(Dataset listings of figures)
......

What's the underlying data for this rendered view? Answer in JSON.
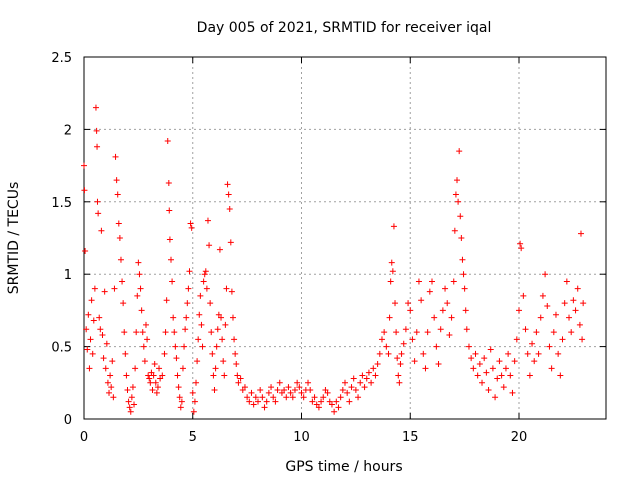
{
  "chart_data": {
    "type": "scatter",
    "title": "Day 005 of 2021, SRMTID for receiver iqal",
    "xlabel": "GPS time / hours",
    "ylabel": "SRMTID / TECUs",
    "xlim": [
      0,
      24
    ],
    "ylim": [
      0,
      2.5
    ],
    "xticks": [
      0,
      5,
      10,
      15,
      20
    ],
    "xtick_labels": [
      "0",
      "5",
      "10",
      "15",
      "20"
    ],
    "yticks": [
      0,
      0.5,
      1,
      1.5,
      2,
      2.5
    ],
    "ytick_labels": [
      "0",
      "0.5",
      "1",
      "1.5",
      "2",
      "2.5"
    ],
    "grid": true,
    "marker": "plus",
    "series": [
      {
        "name": "SRMTID",
        "color": "#ff0000",
        "points": [
          [
            0.0,
            1.75
          ],
          [
            0.02,
            1.58
          ],
          [
            0.05,
            1.16
          ],
          [
            0.1,
            0.62
          ],
          [
            0.15,
            0.48
          ],
          [
            0.2,
            0.72
          ],
          [
            0.25,
            0.35
          ],
          [
            0.3,
            0.55
          ],
          [
            0.35,
            0.82
          ],
          [
            0.4,
            0.45
          ],
          [
            0.45,
            0.68
          ],
          [
            0.5,
            0.9
          ],
          [
            0.55,
            2.15
          ],
          [
            0.58,
            1.99
          ],
          [
            0.6,
            1.88
          ],
          [
            0.62,
            1.5
          ],
          [
            0.65,
            1.42
          ],
          [
            0.7,
            0.7
          ],
          [
            0.75,
            0.62
          ],
          [
            0.8,
            1.3
          ],
          [
            0.85,
            0.58
          ],
          [
            0.9,
            0.42
          ],
          [
            0.95,
            0.88
          ],
          [
            1.0,
            0.35
          ],
          [
            1.05,
            0.52
          ],
          [
            1.1,
            0.25
          ],
          [
            1.15,
            0.18
          ],
          [
            1.2,
            0.3
          ],
          [
            1.25,
            0.22
          ],
          [
            1.3,
            0.4
          ],
          [
            1.35,
            0.15
          ],
          [
            1.4,
            0.9
          ],
          [
            1.45,
            1.81
          ],
          [
            1.5,
            1.65
          ],
          [
            1.55,
            1.55
          ],
          [
            1.6,
            1.35
          ],
          [
            1.65,
            1.25
          ],
          [
            1.7,
            1.1
          ],
          [
            1.75,
            0.95
          ],
          [
            1.8,
            0.8
          ],
          [
            1.85,
            0.6
          ],
          [
            1.9,
            0.45
          ],
          [
            1.95,
            0.3
          ],
          [
            2.0,
            0.2
          ],
          [
            2.05,
            0.12
          ],
          [
            2.1,
            0.08
          ],
          [
            2.15,
            0.05
          ],
          [
            2.2,
            0.15
          ],
          [
            2.25,
            0.22
          ],
          [
            2.3,
            0.1
          ],
          [
            2.35,
            0.35
          ],
          [
            2.4,
            0.6
          ],
          [
            2.45,
            0.85
          ],
          [
            2.5,
            1.08
          ],
          [
            2.55,
            1.0
          ],
          [
            2.6,
            0.9
          ],
          [
            2.65,
            0.75
          ],
          [
            2.7,
            0.6
          ],
          [
            2.75,
            0.5
          ],
          [
            2.8,
            0.4
          ],
          [
            2.85,
            0.65
          ],
          [
            2.9,
            0.55
          ],
          [
            2.95,
            0.3
          ],
          [
            3.0,
            0.28
          ],
          [
            3.05,
            0.25
          ],
          [
            3.1,
            0.32
          ],
          [
            3.15,
            0.2
          ],
          [
            3.2,
            0.3
          ],
          [
            3.25,
            0.38
          ],
          [
            3.3,
            0.25
          ],
          [
            3.35,
            0.18
          ],
          [
            3.4,
            0.22
          ],
          [
            3.45,
            0.35
          ],
          [
            3.5,
            0.28
          ],
          [
            3.6,
            0.3
          ],
          [
            3.7,
            0.45
          ],
          [
            3.75,
            0.6
          ],
          [
            3.8,
            0.82
          ],
          [
            3.85,
            1.92
          ],
          [
            3.9,
            1.63
          ],
          [
            3.92,
            1.44
          ],
          [
            3.95,
            1.24
          ],
          [
            4.0,
            1.1
          ],
          [
            4.05,
            0.95
          ],
          [
            4.1,
            0.7
          ],
          [
            4.15,
            0.6
          ],
          [
            4.2,
            0.5
          ],
          [
            4.25,
            0.42
          ],
          [
            4.3,
            0.3
          ],
          [
            4.35,
            0.22
          ],
          [
            4.4,
            0.15
          ],
          [
            4.45,
            0.08
          ],
          [
            4.5,
            0.12
          ],
          [
            4.55,
            0.35
          ],
          [
            4.6,
            0.5
          ],
          [
            4.65,
            0.62
          ],
          [
            4.7,
            0.7
          ],
          [
            4.75,
            0.8
          ],
          [
            4.8,
            0.9
          ],
          [
            4.85,
            1.02
          ],
          [
            4.9,
            1.35
          ],
          [
            4.95,
            1.32
          ],
          [
            5.0,
            0.18
          ],
          [
            5.05,
            0.05
          ],
          [
            5.1,
            0.12
          ],
          [
            5.15,
            0.25
          ],
          [
            5.2,
            0.4
          ],
          [
            5.25,
            0.55
          ],
          [
            5.3,
            0.72
          ],
          [
            5.35,
            0.85
          ],
          [
            5.4,
            0.65
          ],
          [
            5.45,
            0.5
          ],
          [
            5.5,
            0.95
          ],
          [
            5.55,
            1.0
          ],
          [
            5.6,
            1.02
          ],
          [
            5.65,
            0.9
          ],
          [
            5.7,
            1.37
          ],
          [
            5.75,
            1.2
          ],
          [
            5.8,
            0.8
          ],
          [
            5.85,
            0.6
          ],
          [
            5.9,
            0.45
          ],
          [
            5.95,
            0.3
          ],
          [
            6.0,
            0.2
          ],
          [
            6.05,
            0.35
          ],
          [
            6.1,
            0.5
          ],
          [
            6.15,
            0.62
          ],
          [
            6.2,
            0.72
          ],
          [
            6.25,
            1.17
          ],
          [
            6.3,
            0.7
          ],
          [
            6.35,
            0.55
          ],
          [
            6.4,
            0.4
          ],
          [
            6.45,
            0.3
          ],
          [
            6.5,
            0.65
          ],
          [
            6.55,
            0.9
          ],
          [
            6.6,
            1.62
          ],
          [
            6.65,
            1.55
          ],
          [
            6.7,
            1.45
          ],
          [
            6.75,
            1.22
          ],
          [
            6.8,
            0.88
          ],
          [
            6.85,
            0.7
          ],
          [
            6.9,
            0.55
          ],
          [
            6.95,
            0.45
          ],
          [
            7.0,
            0.38
          ],
          [
            7.05,
            0.3
          ],
          [
            7.1,
            0.25
          ],
          [
            7.2,
            0.28
          ],
          [
            7.3,
            0.2
          ],
          [
            7.4,
            0.22
          ],
          [
            7.5,
            0.15
          ],
          [
            7.6,
            0.12
          ],
          [
            7.7,
            0.18
          ],
          [
            7.8,
            0.1
          ],
          [
            7.9,
            0.15
          ],
          [
            8.0,
            0.12
          ],
          [
            8.1,
            0.2
          ],
          [
            8.2,
            0.15
          ],
          [
            8.3,
            0.08
          ],
          [
            8.4,
            0.12
          ],
          [
            8.5,
            0.18
          ],
          [
            8.6,
            0.22
          ],
          [
            8.7,
            0.15
          ],
          [
            8.8,
            0.12
          ],
          [
            8.9,
            0.2
          ],
          [
            9.0,
            0.25
          ],
          [
            9.1,
            0.18
          ],
          [
            9.2,
            0.2
          ],
          [
            9.3,
            0.15
          ],
          [
            9.4,
            0.22
          ],
          [
            9.5,
            0.18
          ],
          [
            9.6,
            0.15
          ],
          [
            9.7,
            0.2
          ],
          [
            9.8,
            0.25
          ],
          [
            9.9,
            0.22
          ],
          [
            10.0,
            0.18
          ],
          [
            10.1,
            0.15
          ],
          [
            10.2,
            0.2
          ],
          [
            10.3,
            0.25
          ],
          [
            10.4,
            0.2
          ],
          [
            10.5,
            0.12
          ],
          [
            10.6,
            0.15
          ],
          [
            10.7,
            0.1
          ],
          [
            10.8,
            0.08
          ],
          [
            10.9,
            0.12
          ],
          [
            11.0,
            0.15
          ],
          [
            11.1,
            0.2
          ],
          [
            11.2,
            0.18
          ],
          [
            11.3,
            0.12
          ],
          [
            11.4,
            0.1
          ],
          [
            11.5,
            0.05
          ],
          [
            11.6,
            0.12
          ],
          [
            11.7,
            0.08
          ],
          [
            11.8,
            0.15
          ],
          [
            11.9,
            0.2
          ],
          [
            12.0,
            0.25
          ],
          [
            12.1,
            0.18
          ],
          [
            12.2,
            0.12
          ],
          [
            12.3,
            0.22
          ],
          [
            12.4,
            0.28
          ],
          [
            12.5,
            0.2
          ],
          [
            12.6,
            0.15
          ],
          [
            12.7,
            0.25
          ],
          [
            12.8,
            0.3
          ],
          [
            12.9,
            0.22
          ],
          [
            13.0,
            0.28
          ],
          [
            13.1,
            0.32
          ],
          [
            13.2,
            0.25
          ],
          [
            13.3,
            0.35
          ],
          [
            13.4,
            0.3
          ],
          [
            13.5,
            0.38
          ],
          [
            13.6,
            0.45
          ],
          [
            13.7,
            0.55
          ],
          [
            13.8,
            0.6
          ],
          [
            13.9,
            0.5
          ],
          [
            14.0,
            0.45
          ],
          [
            14.05,
            0.7
          ],
          [
            14.1,
            0.95
          ],
          [
            14.15,
            1.08
          ],
          [
            14.2,
            1.02
          ],
          [
            14.25,
            1.33
          ],
          [
            14.3,
            0.8
          ],
          [
            14.35,
            0.6
          ],
          [
            14.4,
            0.42
          ],
          [
            14.45,
            0.3
          ],
          [
            14.5,
            0.25
          ],
          [
            14.55,
            0.38
          ],
          [
            14.6,
            0.45
          ],
          [
            14.7,
            0.52
          ],
          [
            14.8,
            0.62
          ],
          [
            14.9,
            0.8
          ],
          [
            15.0,
            0.75
          ],
          [
            15.1,
            0.55
          ],
          [
            15.2,
            0.4
          ],
          [
            15.3,
            0.6
          ],
          [
            15.4,
            0.95
          ],
          [
            15.5,
            0.82
          ],
          [
            15.6,
            0.45
          ],
          [
            15.7,
            0.35
          ],
          [
            15.8,
            0.6
          ],
          [
            15.9,
            0.88
          ],
          [
            16.0,
            0.95
          ],
          [
            16.1,
            0.7
          ],
          [
            16.2,
            0.5
          ],
          [
            16.3,
            0.38
          ],
          [
            16.4,
            0.62
          ],
          [
            16.5,
            0.75
          ],
          [
            16.6,
            0.9
          ],
          [
            16.7,
            0.8
          ],
          [
            16.8,
            0.58
          ],
          [
            16.9,
            0.7
          ],
          [
            17.0,
            0.95
          ],
          [
            17.05,
            1.3
          ],
          [
            17.1,
            1.55
          ],
          [
            17.15,
            1.65
          ],
          [
            17.2,
            1.5
          ],
          [
            17.25,
            1.85
          ],
          [
            17.3,
            1.4
          ],
          [
            17.35,
            1.25
          ],
          [
            17.4,
            1.1
          ],
          [
            17.45,
            1.0
          ],
          [
            17.5,
            0.9
          ],
          [
            17.55,
            0.75
          ],
          [
            17.6,
            0.62
          ],
          [
            17.7,
            0.5
          ],
          [
            17.8,
            0.42
          ],
          [
            17.9,
            0.35
          ],
          [
            18.0,
            0.45
          ],
          [
            18.1,
            0.3
          ],
          [
            18.2,
            0.38
          ],
          [
            18.3,
            0.25
          ],
          [
            18.4,
            0.42
          ],
          [
            18.5,
            0.32
          ],
          [
            18.6,
            0.2
          ],
          [
            18.7,
            0.48
          ],
          [
            18.8,
            0.35
          ],
          [
            18.9,
            0.15
          ],
          [
            19.0,
            0.28
          ],
          [
            19.1,
            0.4
          ],
          [
            19.2,
            0.3
          ],
          [
            19.3,
            0.22
          ],
          [
            19.4,
            0.35
          ],
          [
            19.5,
            0.45
          ],
          [
            19.6,
            0.3
          ],
          [
            19.7,
            0.18
          ],
          [
            19.8,
            0.4
          ],
          [
            19.9,
            0.55
          ],
          [
            20.0,
            0.75
          ],
          [
            20.05,
            1.21
          ],
          [
            20.1,
            1.18
          ],
          [
            20.2,
            0.85
          ],
          [
            20.3,
            0.62
          ],
          [
            20.4,
            0.45
          ],
          [
            20.5,
            0.3
          ],
          [
            20.6,
            0.52
          ],
          [
            20.7,
            0.4
          ],
          [
            20.8,
            0.6
          ],
          [
            20.9,
            0.45
          ],
          [
            21.0,
            0.7
          ],
          [
            21.1,
            0.85
          ],
          [
            21.2,
            1.0
          ],
          [
            21.3,
            0.78
          ],
          [
            21.4,
            0.5
          ],
          [
            21.5,
            0.35
          ],
          [
            21.6,
            0.6
          ],
          [
            21.7,
            0.72
          ],
          [
            21.8,
            0.45
          ],
          [
            21.9,
            0.3
          ],
          [
            22.0,
            0.55
          ],
          [
            22.1,
            0.8
          ],
          [
            22.2,
            0.95
          ],
          [
            22.3,
            0.7
          ],
          [
            22.4,
            0.6
          ],
          [
            22.5,
            0.82
          ],
          [
            22.6,
            0.75
          ],
          [
            22.7,
            0.9
          ],
          [
            22.8,
            0.65
          ],
          [
            22.85,
            1.28
          ],
          [
            22.9,
            0.55
          ],
          [
            22.95,
            0.8
          ]
        ]
      }
    ]
  }
}
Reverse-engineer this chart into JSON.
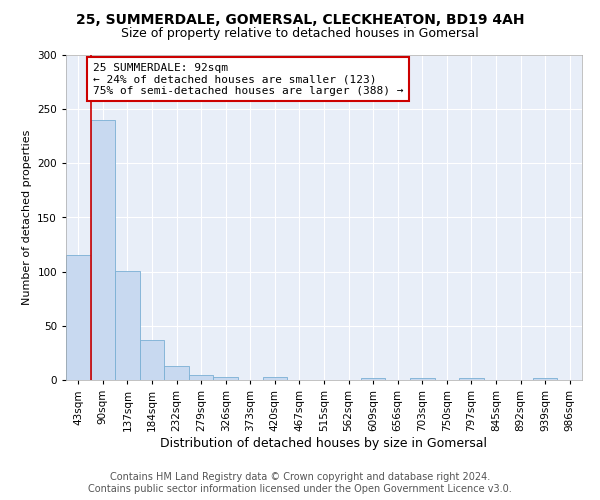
{
  "title1": "25, SUMMERDALE, GOMERSAL, CLECKHEATON, BD19 4AH",
  "title2": "Size of property relative to detached houses in Gomersal",
  "xlabel": "Distribution of detached houses by size in Gomersal",
  "ylabel": "Number of detached properties",
  "categories": [
    "43sqm",
    "90sqm",
    "137sqm",
    "184sqm",
    "232sqm",
    "279sqm",
    "326sqm",
    "373sqm",
    "420sqm",
    "467sqm",
    "515sqm",
    "562sqm",
    "609sqm",
    "656sqm",
    "703sqm",
    "750sqm",
    "797sqm",
    "845sqm",
    "892sqm",
    "939sqm",
    "986sqm"
  ],
  "values": [
    115,
    240,
    101,
    37,
    13,
    5,
    3,
    0,
    3,
    0,
    0,
    0,
    2,
    0,
    2,
    0,
    2,
    0,
    0,
    2,
    0
  ],
  "bar_color": "#c8d9f0",
  "bar_edge_color": "#7aafd4",
  "vline_color": "#cc0000",
  "annotation_line1": "25 SUMMERDALE: 92sqm",
  "annotation_line2": "← 24% of detached houses are smaller (123)",
  "annotation_line3": "75% of semi-detached houses are larger (388) →",
  "annotation_box_facecolor": "#ffffff",
  "annotation_box_edgecolor": "#cc0000",
  "ylim": [
    0,
    300
  ],
  "yticks": [
    0,
    50,
    100,
    150,
    200,
    250,
    300
  ],
  "bg_color": "#ffffff",
  "plot_bg_color": "#e8eef8",
  "grid_color": "#ffffff",
  "title1_fontsize": 10,
  "title2_fontsize": 9,
  "xlabel_fontsize": 9,
  "ylabel_fontsize": 8,
  "tick_fontsize": 7.5,
  "ann_fontsize": 8,
  "footer_fontsize": 7,
  "footer1": "Contains HM Land Registry data © Crown copyright and database right 2024.",
  "footer2": "Contains public sector information licensed under the Open Government Licence v3.0."
}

......

— Prompt —
Word for word, please, restate the lines of the listing from the one holding "Reverse-engineer this chart into JSON." down to the last line, leaving out any pictures.

— Complete answer —
Reverse-engineer this chart into JSON.
{
  "title1": "25, SUMMERDALE, GOMERSAL, CLECKHEATON, BD19 4AH",
  "title2": "Size of property relative to detached houses in Gomersal",
  "xlabel": "Distribution of detached houses by size in Gomersal",
  "ylabel": "Number of detached properties",
  "categories": [
    "43sqm",
    "90sqm",
    "137sqm",
    "184sqm",
    "232sqm",
    "279sqm",
    "326sqm",
    "373sqm",
    "420sqm",
    "467sqm",
    "515sqm",
    "562sqm",
    "609sqm",
    "656sqm",
    "703sqm",
    "750sqm",
    "797sqm",
    "845sqm",
    "892sqm",
    "939sqm",
    "986sqm"
  ],
  "values": [
    115,
    240,
    101,
    37,
    13,
    5,
    3,
    0,
    3,
    0,
    0,
    0,
    2,
    0,
    2,
    0,
    2,
    0,
    0,
    2,
    0
  ],
  "bar_color": "#c8d9f0",
  "bar_edge_color": "#7aafd4",
  "vline_color": "#cc0000",
  "annotation_line1": "25 SUMMERDALE: 92sqm",
  "annotation_line2": "← 24% of detached houses are smaller (123)",
  "annotation_line3": "75% of semi-detached houses are larger (388) →",
  "annotation_box_facecolor": "#ffffff",
  "annotation_box_edgecolor": "#cc0000",
  "ylim": [
    0,
    300
  ],
  "yticks": [
    0,
    50,
    100,
    150,
    200,
    250,
    300
  ],
  "bg_color": "#ffffff",
  "plot_bg_color": "#e8eef8",
  "grid_color": "#ffffff",
  "title1_fontsize": 10,
  "title2_fontsize": 9,
  "xlabel_fontsize": 9,
  "ylabel_fontsize": 8,
  "tick_fontsize": 7.5,
  "ann_fontsize": 8,
  "footer_fontsize": 7,
  "footer1": "Contains HM Land Registry data © Crown copyright and database right 2024.",
  "footer2": "Contains public sector information licensed under the Open Government Licence v3.0."
}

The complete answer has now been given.